• [Task description]: Count the lines in the data below where the string "Class" occurs, please, and give the number alone.

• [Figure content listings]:
++++++

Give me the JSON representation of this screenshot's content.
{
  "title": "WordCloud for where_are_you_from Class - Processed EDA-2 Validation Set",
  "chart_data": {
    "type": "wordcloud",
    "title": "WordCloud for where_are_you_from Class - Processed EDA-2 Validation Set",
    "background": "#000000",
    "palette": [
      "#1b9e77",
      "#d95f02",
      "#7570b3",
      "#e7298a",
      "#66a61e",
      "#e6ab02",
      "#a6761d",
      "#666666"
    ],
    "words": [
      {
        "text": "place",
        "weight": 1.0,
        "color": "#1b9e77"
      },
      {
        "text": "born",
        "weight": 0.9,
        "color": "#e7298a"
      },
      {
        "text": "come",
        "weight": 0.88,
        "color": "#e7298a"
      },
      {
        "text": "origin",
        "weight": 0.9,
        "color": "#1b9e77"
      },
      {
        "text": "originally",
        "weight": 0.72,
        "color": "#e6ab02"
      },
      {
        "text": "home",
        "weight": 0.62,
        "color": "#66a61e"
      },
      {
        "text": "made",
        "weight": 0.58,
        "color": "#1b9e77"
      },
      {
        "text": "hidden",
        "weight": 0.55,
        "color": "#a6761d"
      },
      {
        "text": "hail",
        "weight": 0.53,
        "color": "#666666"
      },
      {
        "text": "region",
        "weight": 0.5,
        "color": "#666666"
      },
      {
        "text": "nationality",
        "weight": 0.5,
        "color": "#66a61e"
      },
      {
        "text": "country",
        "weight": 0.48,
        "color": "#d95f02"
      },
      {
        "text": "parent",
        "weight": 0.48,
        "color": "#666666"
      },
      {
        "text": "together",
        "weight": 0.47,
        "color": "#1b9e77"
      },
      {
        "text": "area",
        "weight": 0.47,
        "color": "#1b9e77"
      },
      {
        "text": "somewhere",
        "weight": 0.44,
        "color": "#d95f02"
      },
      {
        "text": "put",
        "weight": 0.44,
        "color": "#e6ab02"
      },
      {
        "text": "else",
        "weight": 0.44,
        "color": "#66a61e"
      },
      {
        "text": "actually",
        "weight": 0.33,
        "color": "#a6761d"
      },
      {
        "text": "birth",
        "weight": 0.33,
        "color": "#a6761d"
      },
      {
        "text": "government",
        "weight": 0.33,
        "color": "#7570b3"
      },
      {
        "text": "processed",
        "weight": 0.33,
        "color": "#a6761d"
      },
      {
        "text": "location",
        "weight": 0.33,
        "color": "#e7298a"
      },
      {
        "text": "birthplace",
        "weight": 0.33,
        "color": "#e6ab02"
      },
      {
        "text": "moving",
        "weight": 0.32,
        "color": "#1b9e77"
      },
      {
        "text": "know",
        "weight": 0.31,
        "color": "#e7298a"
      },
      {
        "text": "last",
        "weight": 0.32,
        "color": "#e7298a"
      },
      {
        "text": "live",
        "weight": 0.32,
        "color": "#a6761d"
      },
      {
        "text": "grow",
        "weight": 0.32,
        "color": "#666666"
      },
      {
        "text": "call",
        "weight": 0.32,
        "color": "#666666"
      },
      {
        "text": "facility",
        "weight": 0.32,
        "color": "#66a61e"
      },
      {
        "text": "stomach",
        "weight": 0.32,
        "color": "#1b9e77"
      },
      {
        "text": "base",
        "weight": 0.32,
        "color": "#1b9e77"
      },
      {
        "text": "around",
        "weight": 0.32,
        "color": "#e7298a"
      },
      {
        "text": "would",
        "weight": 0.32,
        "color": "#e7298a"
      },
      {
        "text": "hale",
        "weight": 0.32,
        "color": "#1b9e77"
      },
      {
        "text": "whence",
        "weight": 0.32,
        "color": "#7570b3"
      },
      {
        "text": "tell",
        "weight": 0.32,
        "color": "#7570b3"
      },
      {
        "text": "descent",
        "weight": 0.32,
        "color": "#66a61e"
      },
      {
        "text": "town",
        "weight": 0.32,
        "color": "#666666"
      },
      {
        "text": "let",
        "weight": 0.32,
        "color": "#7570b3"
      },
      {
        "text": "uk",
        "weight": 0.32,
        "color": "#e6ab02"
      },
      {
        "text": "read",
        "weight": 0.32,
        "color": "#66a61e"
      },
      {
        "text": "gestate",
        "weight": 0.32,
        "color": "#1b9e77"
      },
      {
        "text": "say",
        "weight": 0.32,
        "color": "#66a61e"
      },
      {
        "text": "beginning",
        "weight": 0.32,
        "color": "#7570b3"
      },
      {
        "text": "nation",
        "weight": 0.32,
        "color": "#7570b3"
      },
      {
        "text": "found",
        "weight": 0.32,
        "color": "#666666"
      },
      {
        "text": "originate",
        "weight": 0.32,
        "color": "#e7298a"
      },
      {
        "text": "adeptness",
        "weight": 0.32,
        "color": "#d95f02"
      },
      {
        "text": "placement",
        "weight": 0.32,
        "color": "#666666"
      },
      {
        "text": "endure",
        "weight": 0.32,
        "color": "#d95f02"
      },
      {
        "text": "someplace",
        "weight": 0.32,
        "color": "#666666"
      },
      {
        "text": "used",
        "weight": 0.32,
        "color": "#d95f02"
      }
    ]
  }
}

++++++

• [Answer to the task]: 2